Stored items from a collection

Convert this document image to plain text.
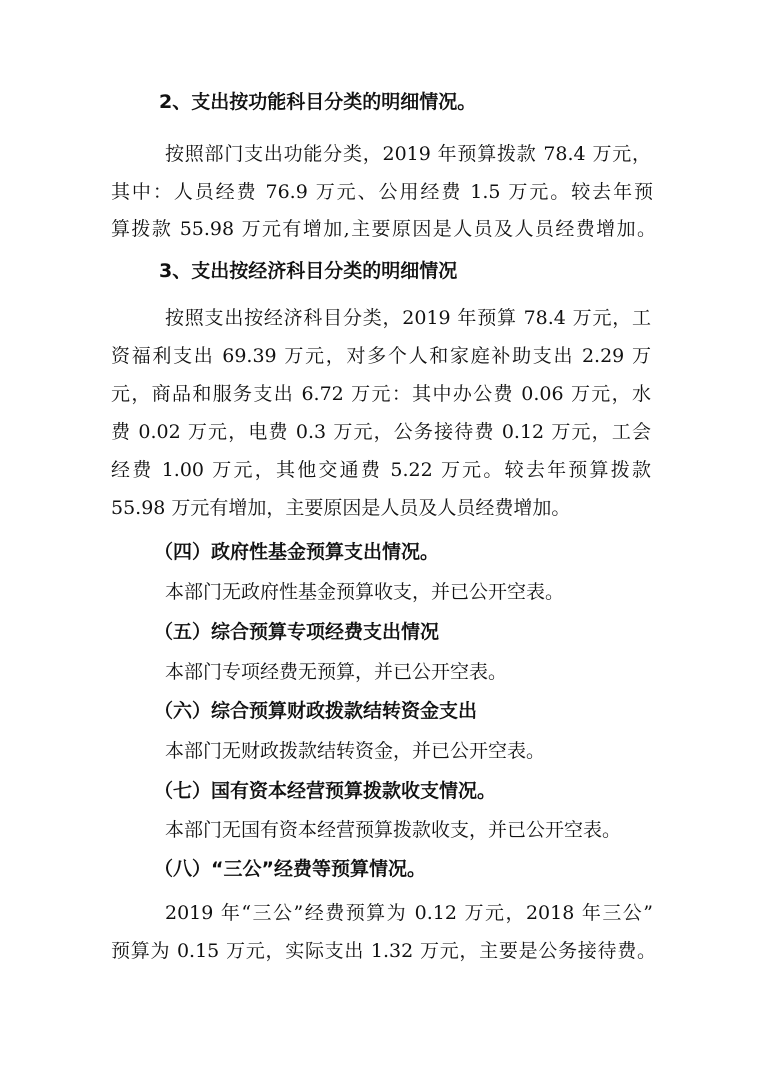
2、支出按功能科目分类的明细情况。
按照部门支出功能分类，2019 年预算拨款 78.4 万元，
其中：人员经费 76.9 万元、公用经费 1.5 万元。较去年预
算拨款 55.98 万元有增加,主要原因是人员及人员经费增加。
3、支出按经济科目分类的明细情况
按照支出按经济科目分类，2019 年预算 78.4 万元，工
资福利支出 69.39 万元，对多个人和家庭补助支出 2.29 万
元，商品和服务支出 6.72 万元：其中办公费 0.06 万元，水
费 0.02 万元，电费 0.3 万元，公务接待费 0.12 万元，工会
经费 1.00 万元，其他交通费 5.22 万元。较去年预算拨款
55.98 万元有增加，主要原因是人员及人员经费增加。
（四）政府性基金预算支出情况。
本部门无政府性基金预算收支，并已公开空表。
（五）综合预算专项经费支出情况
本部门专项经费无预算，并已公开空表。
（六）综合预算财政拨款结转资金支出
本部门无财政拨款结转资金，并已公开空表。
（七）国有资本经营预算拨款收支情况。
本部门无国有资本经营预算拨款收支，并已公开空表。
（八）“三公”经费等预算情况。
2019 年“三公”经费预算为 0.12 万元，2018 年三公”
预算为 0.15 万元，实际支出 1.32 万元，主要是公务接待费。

#### Set problem:
Reproduce the material in full, word for word, and omit the pictures.

#### Output for this task:
Convert this document image to plain text.
2、支出按功能科目分类的明细情况。
按照部门支出功能分类，2019 年预算拨款 78.4 万元，
其中：人员经费 76.9 万元、公用经费 1.5 万元。较去年预
算拨款 55.98 万元有增加,主要原因是人员及人员经费增加。
3、支出按经济科目分类的明细情况
按照支出按经济科目分类，2019 年预算 78.4 万元，工
资福利支出 69.39 万元，对多个人和家庭补助支出 2.29 万
元，商品和服务支出 6.72 万元：其中办公费 0.06 万元，水
费 0.02 万元，电费 0.3 万元，公务接待费 0.12 万元，工会
经费 1.00 万元，其他交通费 5.22 万元。较去年预算拨款
55.98 万元有增加，主要原因是人员及人员经费增加。
（四）政府性基金预算支出情况。
本部门无政府性基金预算收支，并已公开空表。
（五）综合预算专项经费支出情况
本部门专项经费无预算，并已公开空表。
（六）综合预算财政拨款结转资金支出
本部门无财政拨款结转资金，并已公开空表。
（七）国有资本经营预算拨款收支情况。
本部门无国有资本经营预算拨款收支，并已公开空表。
（八）“三公”经费等预算情况。
2019 年“三公”经费预算为 0.12 万元，2018 年三公”
预算为 0.15 万元，实际支出 1.32 万元，主要是公务接待费。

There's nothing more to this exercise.